The data →
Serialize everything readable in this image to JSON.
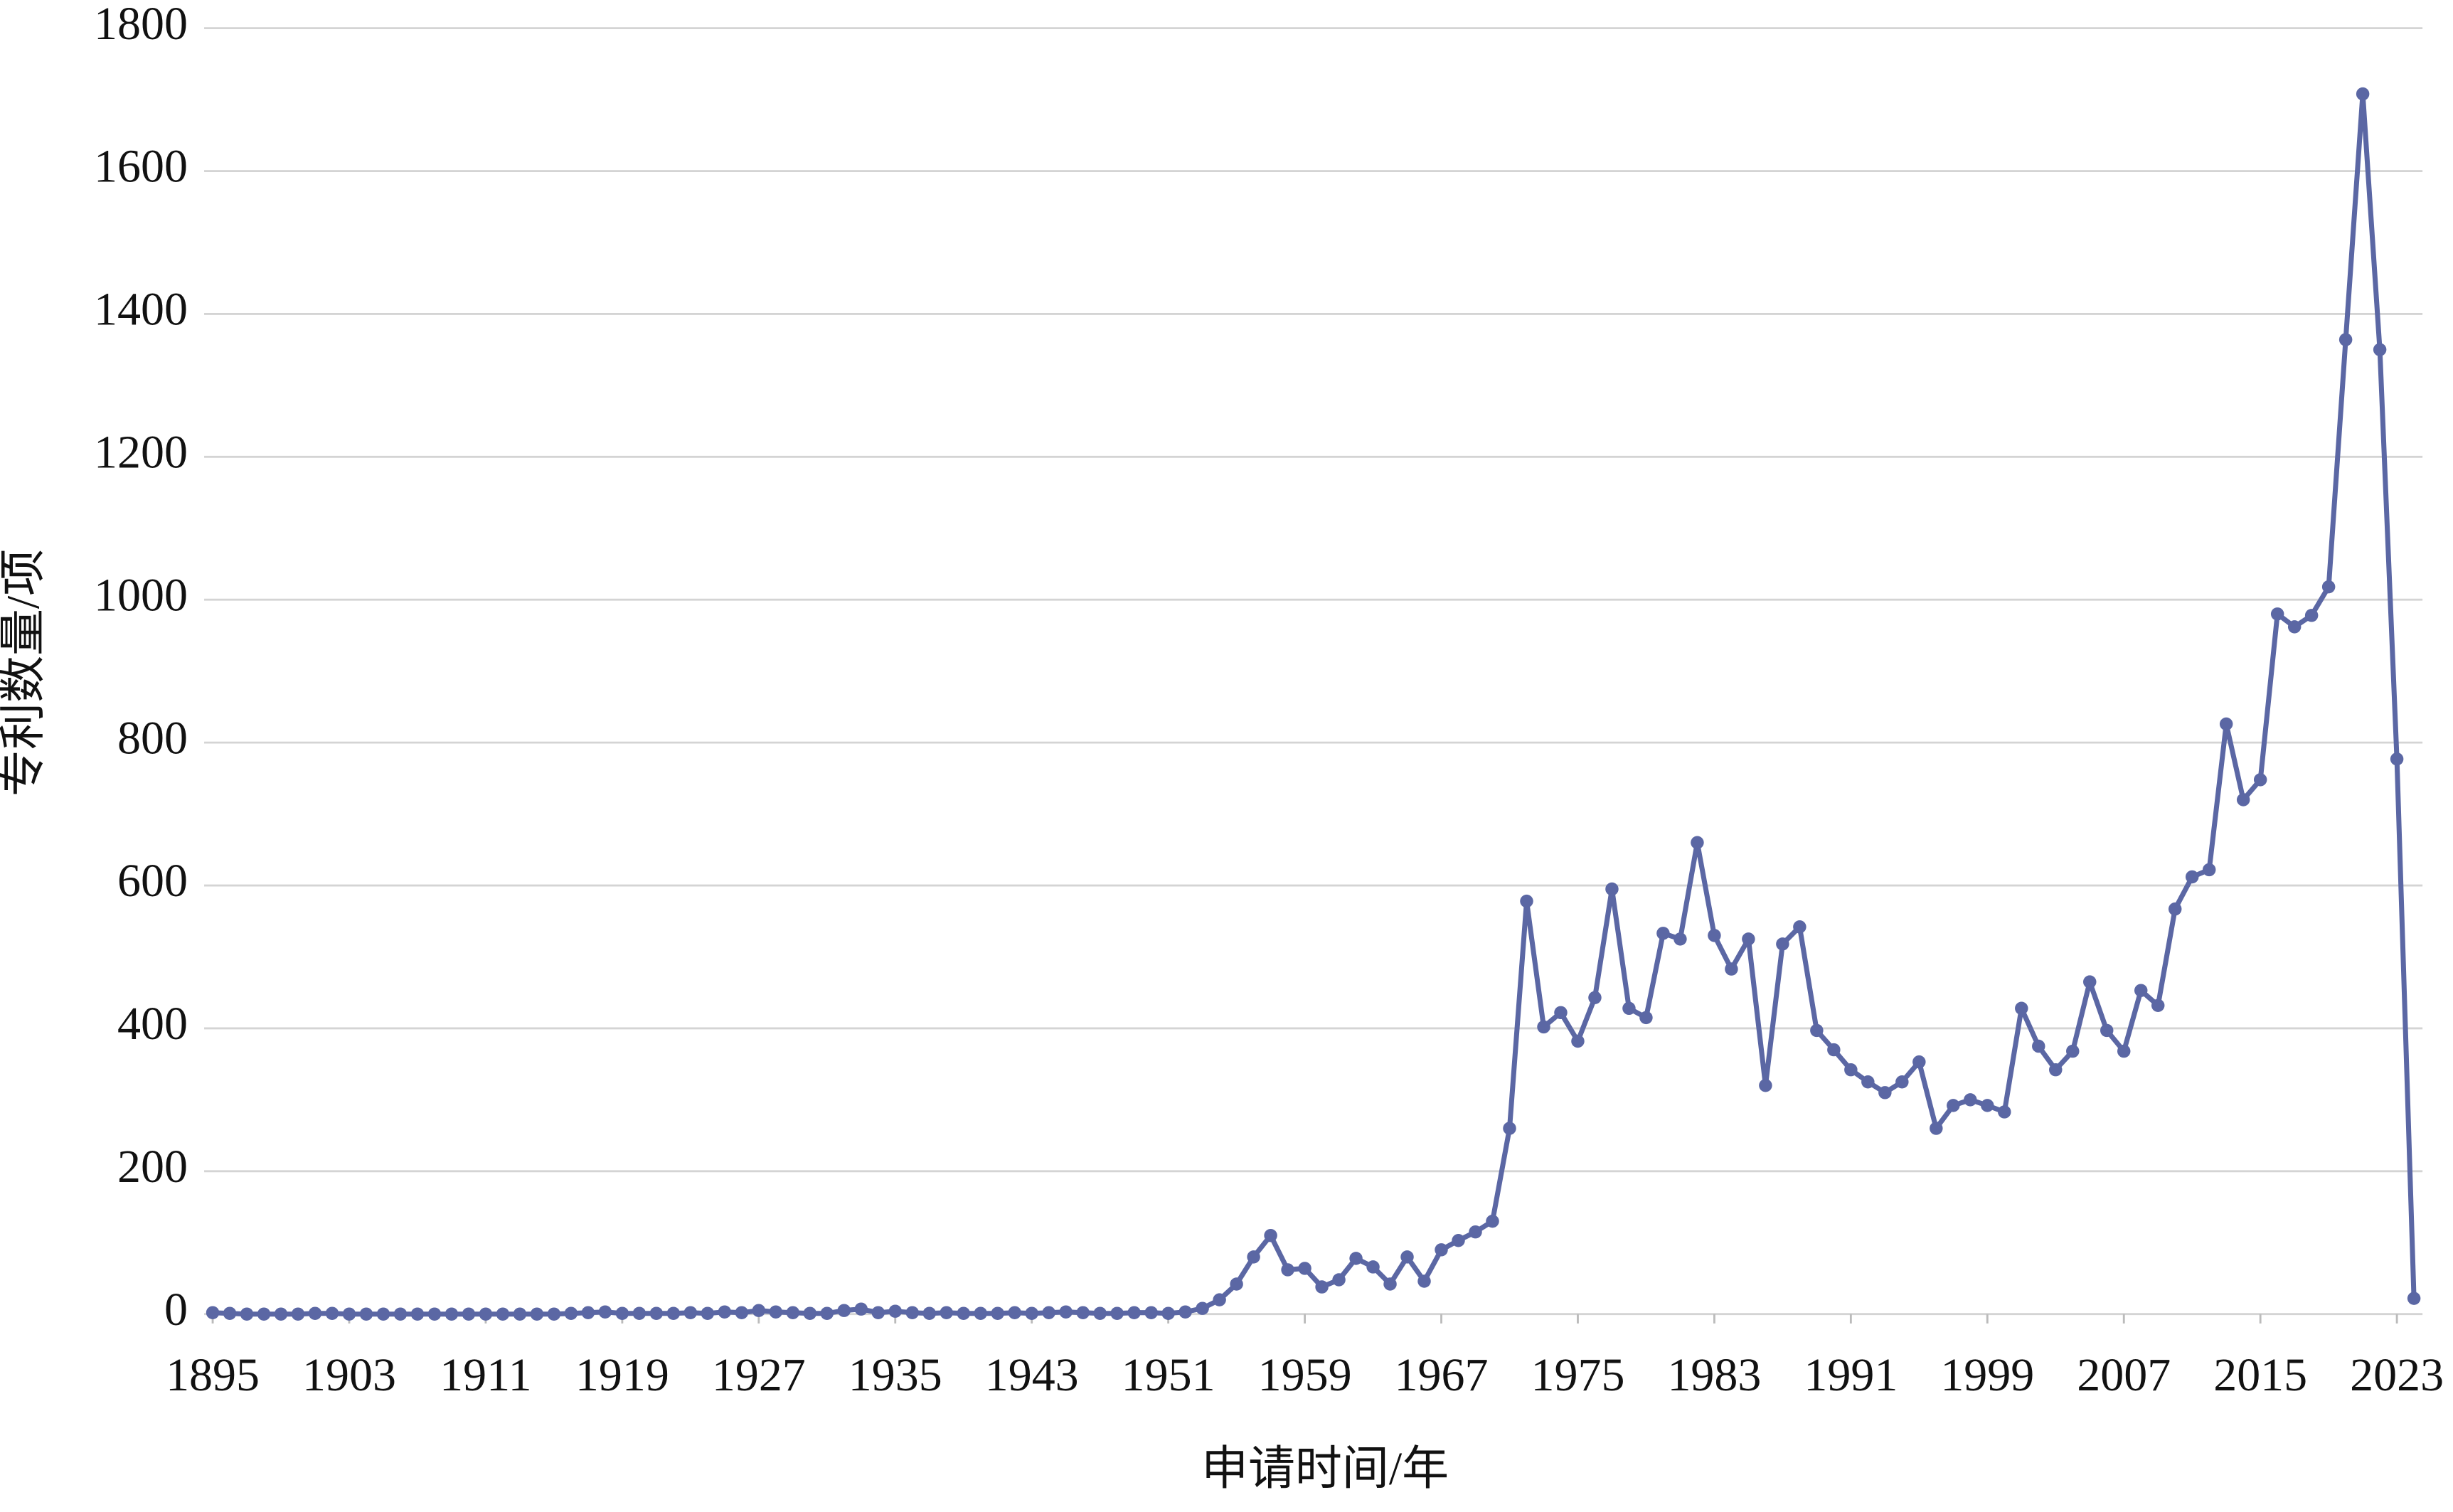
{
  "chart_data": {
    "type": "line",
    "x_label": "申请时间/年",
    "y_label": "专利数量/项",
    "x": [
      1895,
      1896,
      1897,
      1898,
      1899,
      1900,
      1901,
      1902,
      1903,
      1904,
      1905,
      1906,
      1907,
      1908,
      1909,
      1910,
      1911,
      1912,
      1913,
      1914,
      1915,
      1916,
      1917,
      1918,
      1919,
      1920,
      1921,
      1922,
      1923,
      1924,
      1925,
      1926,
      1927,
      1928,
      1929,
      1930,
      1931,
      1932,
      1933,
      1934,
      1935,
      1936,
      1937,
      1938,
      1939,
      1940,
      1941,
      1942,
      1943,
      1944,
      1945,
      1946,
      1947,
      1948,
      1949,
      1950,
      1951,
      1952,
      1953,
      1954,
      1955,
      1956,
      1957,
      1958,
      1959,
      1960,
      1961,
      1962,
      1963,
      1964,
      1965,
      1966,
      1967,
      1968,
      1969,
      1970,
      1971,
      1972,
      1973,
      1974,
      1975,
      1976,
      1977,
      1978,
      1979,
      1980,
      1981,
      1982,
      1983,
      1984,
      1985,
      1986,
      1987,
      1988,
      1989,
      1990,
      1991,
      1992,
      1993,
      1994,
      1995,
      1996,
      1997,
      1998,
      1999,
      2000,
      2001,
      2002,
      2003,
      2004,
      2005,
      2006,
      2007,
      2008,
      2009,
      2010,
      2011,
      2012,
      2013,
      2014,
      2015,
      2016,
      2017,
      2018,
      2019,
      2020,
      2021,
      2022,
      2023,
      2024
    ],
    "series": [
      {
        "color": "#5b67a4",
        "values": [
          2,
          1,
          0,
          0,
          0,
          0,
          1,
          1,
          0,
          0,
          0,
          0,
          0,
          0,
          0,
          0,
          0,
          0,
          0,
          0,
          0,
          1,
          2,
          3,
          1,
          1,
          1,
          1,
          2,
          1,
          3,
          2,
          5,
          3,
          2,
          1,
          1,
          5,
          7,
          2,
          4,
          2,
          1,
          2,
          1,
          1,
          1,
          2,
          1,
          2,
          3,
          2,
          1,
          1,
          2,
          2,
          1,
          3,
          8,
          20,
          42,
          80,
          110,
          62,
          64,
          38,
          48,
          78,
          66,
          42,
          80,
          46,
          90,
          103,
          115,
          130,
          260,
          578,
          402,
          422,
          382,
          443,
          595,
          428,
          415,
          533,
          525,
          660,
          530,
          483,
          525,
          320,
          518,
          542,
          397,
          370,
          342,
          325,
          310,
          325,
          353,
          260,
          292,
          300,
          292,
          283,
          428,
          375,
          342,
          368,
          465,
          397,
          368,
          453,
          432,
          567,
          612,
          622,
          826,
          720,
          748,
          980,
          962,
          978,
          1018,
          1364,
          1708,
          1350,
          777,
          22
        ]
      }
    ],
    "xlim": [
      1894.5,
      2024.5
    ],
    "xticks": [
      1895,
      1903,
      1911,
      1919,
      1927,
      1935,
      1943,
      1951,
      1959,
      1967,
      1975,
      1983,
      1991,
      1999,
      2007,
      2015,
      2023
    ],
    "ylim": [
      0,
      1800
    ],
    "yticks": [
      0,
      200,
      400,
      600,
      800,
      1000,
      1200,
      1400,
      1600,
      1800
    ],
    "grid": true
  }
}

Do this →
Except for the pictures, reproduce every line exactly.

Result for this exercise →
Serialize everything readable in this image to JSON.
{
  "chart_data": {
    "type": "line",
    "x_label": "申请时间/年",
    "y_label": "专利数量/项",
    "x": [
      1895,
      1896,
      1897,
      1898,
      1899,
      1900,
      1901,
      1902,
      1903,
      1904,
      1905,
      1906,
      1907,
      1908,
      1909,
      1910,
      1911,
      1912,
      1913,
      1914,
      1915,
      1916,
      1917,
      1918,
      1919,
      1920,
      1921,
      1922,
      1923,
      1924,
      1925,
      1926,
      1927,
      1928,
      1929,
      1930,
      1931,
      1932,
      1933,
      1934,
      1935,
      1936,
      1937,
      1938,
      1939,
      1940,
      1941,
      1942,
      1943,
      1944,
      1945,
      1946,
      1947,
      1948,
      1949,
      1950,
      1951,
      1952,
      1953,
      1954,
      1955,
      1956,
      1957,
      1958,
      1959,
      1960,
      1961,
      1962,
      1963,
      1964,
      1965,
      1966,
      1967,
      1968,
      1969,
      1970,
      1971,
      1972,
      1973,
      1974,
      1975,
      1976,
      1977,
      1978,
      1979,
      1980,
      1981,
      1982,
      1983,
      1984,
      1985,
      1986,
      1987,
      1988,
      1989,
      1990,
      1991,
      1992,
      1993,
      1994,
      1995,
      1996,
      1997,
      1998,
      1999,
      2000,
      2001,
      2002,
      2003,
      2004,
      2005,
      2006,
      2007,
      2008,
      2009,
      2010,
      2011,
      2012,
      2013,
      2014,
      2015,
      2016,
      2017,
      2018,
      2019,
      2020,
      2021,
      2022,
      2023,
      2024
    ],
    "series": [
      {
        "color": "#5b67a4",
        "values": [
          2,
          1,
          0,
          0,
          0,
          0,
          1,
          1,
          0,
          0,
          0,
          0,
          0,
          0,
          0,
          0,
          0,
          0,
          0,
          0,
          0,
          1,
          2,
          3,
          1,
          1,
          1,
          1,
          2,
          1,
          3,
          2,
          5,
          3,
          2,
          1,
          1,
          5,
          7,
          2,
          4,
          2,
          1,
          2,
          1,
          1,
          1,
          2,
          1,
          2,
          3,
          2,
          1,
          1,
          2,
          2,
          1,
          3,
          8,
          20,
          42,
          80,
          110,
          62,
          64,
          38,
          48,
          78,
          66,
          42,
          80,
          46,
          90,
          103,
          115,
          130,
          260,
          578,
          402,
          422,
          382,
          443,
          595,
          428,
          415,
          533,
          525,
          660,
          530,
          483,
          525,
          320,
          518,
          542,
          397,
          370,
          342,
          325,
          310,
          325,
          353,
          260,
          292,
          300,
          292,
          283,
          428,
          375,
          342,
          368,
          465,
          397,
          368,
          453,
          432,
          567,
          612,
          622,
          826,
          720,
          748,
          980,
          962,
          978,
          1018,
          1364,
          1708,
          1350,
          777,
          22
        ]
      }
    ],
    "xlim": [
      1894.5,
      2024.5
    ],
    "xticks": [
      1895,
      1903,
      1911,
      1919,
      1927,
      1935,
      1943,
      1951,
      1959,
      1967,
      1975,
      1983,
      1991,
      1999,
      2007,
      2015,
      2023
    ],
    "ylim": [
      0,
      1800
    ],
    "yticks": [
      0,
      200,
      400,
      600,
      800,
      1000,
      1200,
      1400,
      1600,
      1800
    ],
    "grid": true
  }
}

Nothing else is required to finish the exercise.